* **GIVEN RECORDS**
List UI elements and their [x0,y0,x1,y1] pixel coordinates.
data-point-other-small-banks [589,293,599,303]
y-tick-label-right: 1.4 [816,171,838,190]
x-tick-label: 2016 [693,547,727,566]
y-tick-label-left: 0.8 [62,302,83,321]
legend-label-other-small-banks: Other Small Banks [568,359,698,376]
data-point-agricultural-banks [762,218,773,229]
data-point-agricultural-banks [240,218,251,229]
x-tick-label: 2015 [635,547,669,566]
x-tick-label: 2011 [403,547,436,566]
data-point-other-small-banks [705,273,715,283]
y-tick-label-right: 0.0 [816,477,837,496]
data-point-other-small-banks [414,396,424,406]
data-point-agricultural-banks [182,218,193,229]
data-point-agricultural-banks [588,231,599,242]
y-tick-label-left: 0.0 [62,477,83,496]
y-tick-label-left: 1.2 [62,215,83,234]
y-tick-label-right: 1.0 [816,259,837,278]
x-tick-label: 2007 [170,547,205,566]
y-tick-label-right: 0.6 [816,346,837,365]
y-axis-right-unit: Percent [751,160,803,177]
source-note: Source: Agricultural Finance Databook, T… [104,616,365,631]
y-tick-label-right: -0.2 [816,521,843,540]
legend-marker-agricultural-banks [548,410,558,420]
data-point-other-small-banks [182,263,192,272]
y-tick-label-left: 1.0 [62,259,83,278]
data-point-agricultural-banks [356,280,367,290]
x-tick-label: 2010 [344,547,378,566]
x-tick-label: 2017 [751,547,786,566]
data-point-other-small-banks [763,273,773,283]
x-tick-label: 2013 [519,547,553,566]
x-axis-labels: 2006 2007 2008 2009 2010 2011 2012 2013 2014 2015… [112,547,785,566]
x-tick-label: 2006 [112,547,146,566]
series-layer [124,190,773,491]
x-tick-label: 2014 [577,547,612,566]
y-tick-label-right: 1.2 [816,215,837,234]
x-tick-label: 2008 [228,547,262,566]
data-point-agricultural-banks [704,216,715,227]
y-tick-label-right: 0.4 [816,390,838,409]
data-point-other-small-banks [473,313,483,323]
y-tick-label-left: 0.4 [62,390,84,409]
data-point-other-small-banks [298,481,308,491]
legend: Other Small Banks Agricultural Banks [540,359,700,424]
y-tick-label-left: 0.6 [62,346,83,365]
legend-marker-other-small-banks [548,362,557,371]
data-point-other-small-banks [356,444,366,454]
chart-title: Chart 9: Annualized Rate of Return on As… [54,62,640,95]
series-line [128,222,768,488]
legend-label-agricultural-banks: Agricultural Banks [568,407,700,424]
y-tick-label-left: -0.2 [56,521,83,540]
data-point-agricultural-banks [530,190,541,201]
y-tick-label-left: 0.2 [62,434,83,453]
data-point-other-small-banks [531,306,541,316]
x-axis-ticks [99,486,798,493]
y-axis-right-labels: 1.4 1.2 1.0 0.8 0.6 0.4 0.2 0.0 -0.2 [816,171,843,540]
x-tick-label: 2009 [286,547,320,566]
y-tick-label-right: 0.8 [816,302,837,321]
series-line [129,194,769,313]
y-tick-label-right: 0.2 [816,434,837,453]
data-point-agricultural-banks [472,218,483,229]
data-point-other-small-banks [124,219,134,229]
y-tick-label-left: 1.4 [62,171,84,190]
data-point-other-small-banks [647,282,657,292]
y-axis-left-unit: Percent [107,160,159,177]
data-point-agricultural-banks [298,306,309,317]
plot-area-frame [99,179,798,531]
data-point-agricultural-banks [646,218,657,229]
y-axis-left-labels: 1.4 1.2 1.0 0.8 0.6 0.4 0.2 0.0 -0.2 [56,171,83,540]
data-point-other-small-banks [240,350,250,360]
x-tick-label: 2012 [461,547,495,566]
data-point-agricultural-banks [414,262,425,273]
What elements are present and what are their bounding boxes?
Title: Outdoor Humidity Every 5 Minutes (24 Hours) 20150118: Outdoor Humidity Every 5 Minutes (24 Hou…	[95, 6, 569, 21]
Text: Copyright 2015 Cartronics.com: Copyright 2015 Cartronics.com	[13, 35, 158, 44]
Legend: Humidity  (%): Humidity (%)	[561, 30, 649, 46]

* **CHALLENGE**
Return all of the data above unchanged, line for line.

* **RESPONSE TO THIS EXERCISE**
List UI elements and their [x0,y0,x1,y1] pixel coordinates.
data-point-other-small-banks [589,293,599,303]
y-tick-label-right: 1.4 [816,171,838,190]
x-tick-label: 2016 [693,547,727,566]
y-tick-label-left: 0.8 [62,302,83,321]
legend-label-other-small-banks: Other Small Banks [568,359,698,376]
data-point-agricultural-banks [762,218,773,229]
data-point-agricultural-banks [240,218,251,229]
x-tick-label: 2015 [635,547,669,566]
x-tick-label: 2011 [403,547,436,566]
data-point-other-small-banks [705,273,715,283]
y-tick-label-right: 0.0 [816,477,837,496]
data-point-other-small-banks [414,396,424,406]
data-point-agricultural-banks [182,218,193,229]
data-point-agricultural-banks [588,231,599,242]
y-tick-label-left: 0.0 [62,477,83,496]
y-tick-label-left: 1.2 [62,215,83,234]
y-tick-label-right: 1.0 [816,259,837,278]
x-tick-label: 2007 [170,547,205,566]
y-tick-label-right: 0.6 [816,346,837,365]
y-axis-right-unit: Percent [751,160,803,177]
source-note: Source: Agricultural Finance Databook, T… [104,616,365,631]
y-tick-label-right: -0.2 [816,521,843,540]
legend-marker-agricultural-banks [548,410,558,420]
data-point-other-small-banks [182,263,192,272]
y-tick-label-left: 1.0 [62,259,83,278]
data-point-agricultural-banks [356,280,367,290]
x-tick-label: 2010 [344,547,378,566]
x-tick-label: 2017 [751,547,786,566]
data-point-other-small-banks [763,273,773,283]
x-tick-label: 2013 [519,547,553,566]
x-axis-labels: 2006 2007 2008 2009 2010 2011 2012 2013 2014 2015… [112,547,785,566]
x-tick-label: 2006 [112,547,146,566]
series-layer [124,190,773,491]
x-tick-label: 2014 [577,547,612,566]
y-tick-label-right: 1.2 [816,215,837,234]
x-tick-label: 2008 [228,547,262,566]
data-point-agricultural-banks [704,216,715,227]
y-tick-label-right: 0.4 [816,390,838,409]
data-point-other-small-banks [473,313,483,323]
y-tick-label-left: 0.4 [62,390,84,409]
data-point-other-small-banks [298,481,308,491]
legend: Other Small Banks Agricultural Banks [540,359,700,424]
y-tick-label-left: 0.6 [62,346,83,365]
legend-marker-other-small-banks [548,362,557,371]
data-point-other-small-banks [356,444,366,454]
chart-title: Chart 9: Annualized Rate of Return on As… [54,62,640,95]
series-line [128,222,768,488]
legend-label-agricultural-banks: Agricultural Banks [568,407,700,424]
y-tick-label-left: -0.2 [56,521,83,540]
data-point-agricultural-banks [530,190,541,201]
y-tick-label-left: 0.2 [62,434,83,453]
data-point-other-small-banks [531,306,541,316]
x-axis-ticks [99,486,798,493]
y-axis-right-labels: 1.4 1.2 1.0 0.8 0.6 0.4 0.2 0.0 -0.2 [816,171,843,540]
x-tick-label: 2009 [286,547,320,566]
y-tick-label-right: 0.8 [816,302,837,321]
series-line [129,194,769,313]
y-tick-label-right: 0.2 [816,434,837,453]
data-point-agricultural-banks [472,218,483,229]
data-point-other-small-banks [124,219,134,229]
y-tick-label-left: 1.4 [62,171,84,190]
data-point-other-small-banks [647,282,657,292]
y-axis-left-unit: Percent [107,160,159,177]
data-point-agricultural-banks [298,306,309,317]
plot-area-frame [99,179,798,531]
data-point-agricultural-banks [646,218,657,229]
y-axis-left-labels: 1.4 1.2 1.0 0.8 0.6 0.4 0.2 0.0 -0.2 [56,171,83,540]
data-point-other-small-banks [240,350,250,360]
x-tick-label: 2012 [461,547,495,566]
data-point-agricultural-banks [414,262,425,273]
What elements are present and what are their bounding boxes?
Title: Outdoor Humidity Every 5 Minutes (24 Hours) 20150118: Outdoor Humidity Every 5 Minutes (24 Hou…	[95, 6, 569, 21]
Text: Copyright 2015 Cartronics.com: Copyright 2015 Cartronics.com	[13, 35, 158, 44]
Legend: Humidity  (%): Humidity (%)	[561, 30, 649, 46]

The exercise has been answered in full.